*To do:* Leave the pictures out, and retype all of the material exactly as written.

*Information provided:*
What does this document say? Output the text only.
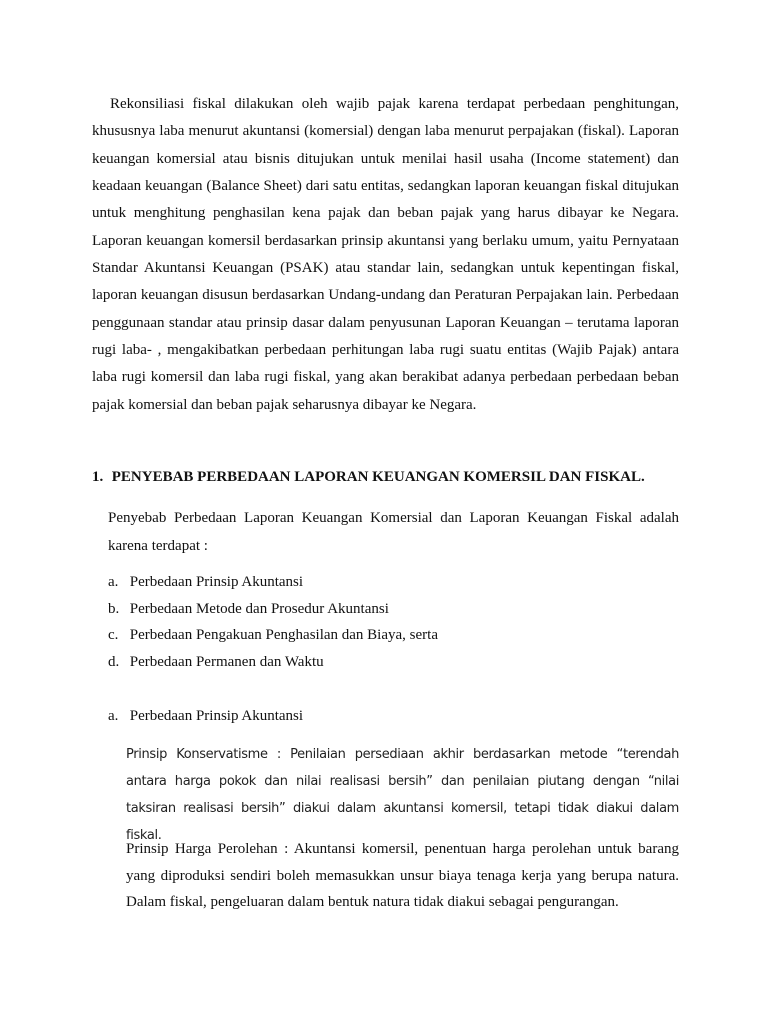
Rekonsiliasi fiskal dilakukan oleh wajib pajak karena terdapat perbedaan penghitungan, khususnya laba menurut akuntansi (komersial) dengan laba menurut perpajakan (fiskal). Laporan keuangan komersial atau bisnis ditujukan untuk menilai hasil usaha (Income statement) dan keadaan keuangan (Balance Sheet) dari satu entitas, sedangkan laporan keuangan fiskal ditujukan untuk menghitung penghasilan kena pajak dan beban pajak yang harus dibayar ke Negara. Laporan keuangan komersil berdasarkan prinsip akuntansi yang berlaku umum, yaitu Pernyataan Standar Akuntansi Keuangan (PSAK) atau standar lain, sedangkan untuk kepentingan fiskal, laporan keuangan disusun berdasarkan Undang-undang dan Peraturan Perpajakan lain. Perbedaan penggunaan standar atau prinsip dasar dalam penyusunan Laporan Keuangan – terutama laporan rugi laba- , mengakibatkan perbedaan perhitungan laba rugi suatu entitas (Wajib Pajak) antara laba rugi komersil dan laba rugi fiskal, yang akan berakibat adanya perbedaan perbedaan beban pajak komersial dan beban pajak seharusnya dibayar ke Negara.

1. PENYEBAB PERBEDAAN LAPORAN KEUANGAN KOMERSIL DAN FISKAL.

Penyebab Perbedaan Laporan Keuangan Komersial dan Laporan Keuangan Fiskal adalah karena terdapat :

a. Perbedaan Prinsip Akuntansi
b. Perbedaan Metode dan Prosedur Akuntansi
c. Perbedaan Pengakuan Penghasilan dan Biaya, serta
d. Perbedaan Permanen dan Waktu

a. Perbedaan Prinsip Akuntansi

Prinsip Konservatisme : Penilaian persediaan akhir berdasarkan metode “terendah antara harga pokok dan nilai realisasi bersih” dan penilaian piutang dengan “nilai taksiran realisasi bersih” diakui dalam akuntansi komersil, tetapi tidak diakui dalam fiskal.

Prinsip Harga Perolehan : Akuntansi komersil, penentuan harga perolehan untuk barang yang diproduksi sendiri boleh memasukkan unsur biaya tenaga kerja yang berupa natura. Dalam fiskal, pengeluaran dalam bentuk natura tidak diakui sebagai pengurangan.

*Finished exercise:*
What does this document say? Output the text only.
Rekonsiliasi fiskal dilakukan oleh wajib pajak karena terdapat perbedaan penghitungan, khususnya laba menurut akuntansi (komersial) dengan laba menurut perpajakan (fiskal). Laporan keuangan komersial atau bisnis ditujukan untuk menilai hasil usaha (Income statement) dan keadaan keuangan (Balance Sheet) dari satu entitas, sedangkan laporan keuangan fiskal ditujukan untuk menghitung penghasilan kena pajak dan beban pajak yang harus dibayar ke Negara. Laporan keuangan komersil berdasarkan prinsip akuntansi yang berlaku umum, yaitu Pernyataan Standar Akuntansi Keuangan (PSAK) atau standar lain, sedangkan untuk kepentingan fiskal, laporan keuangan disusun berdasarkan Undang-undang dan Peraturan Perpajakan lain. Perbedaan penggunaan standar atau prinsip dasar dalam penyusunan Laporan Keuangan – terutama laporan rugi laba- , mengakibatkan perbedaan perhitungan laba rugi suatu entitas (Wajib Pajak) antara laba rugi komersil dan laba rugi fiskal, yang akan berakibat adanya perbedaan perbedaan beban pajak komersial dan beban pajak seharusnya dibayar ke Negara.

1. PENYEBAB PERBEDAAN LAPORAN KEUANGAN KOMERSIL DAN FISKAL.

Penyebab Perbedaan Laporan Keuangan Komersial dan Laporan Keuangan Fiskal adalah karena terdapat :

a. Perbedaan Prinsip Akuntansi
b. Perbedaan Metode dan Prosedur Akuntansi
c. Perbedaan Pengakuan Penghasilan dan Biaya, serta
d. Perbedaan Permanen dan Waktu

a. Perbedaan Prinsip Akuntansi

Prinsip Konservatisme : Penilaian persediaan akhir berdasarkan metode “terendah antara harga pokok dan nilai realisasi bersih” dan penilaian piutang dengan “nilai taksiran realisasi bersih” diakui dalam akuntansi komersil, tetapi tidak diakui dalam fiskal.

Prinsip Harga Perolehan : Akuntansi komersil, penentuan harga perolehan untuk barang yang diproduksi sendiri boleh memasukkan unsur biaya tenaga kerja yang berupa natura. Dalam fiskal, pengeluaran dalam bentuk natura tidak diakui sebagai pengurangan.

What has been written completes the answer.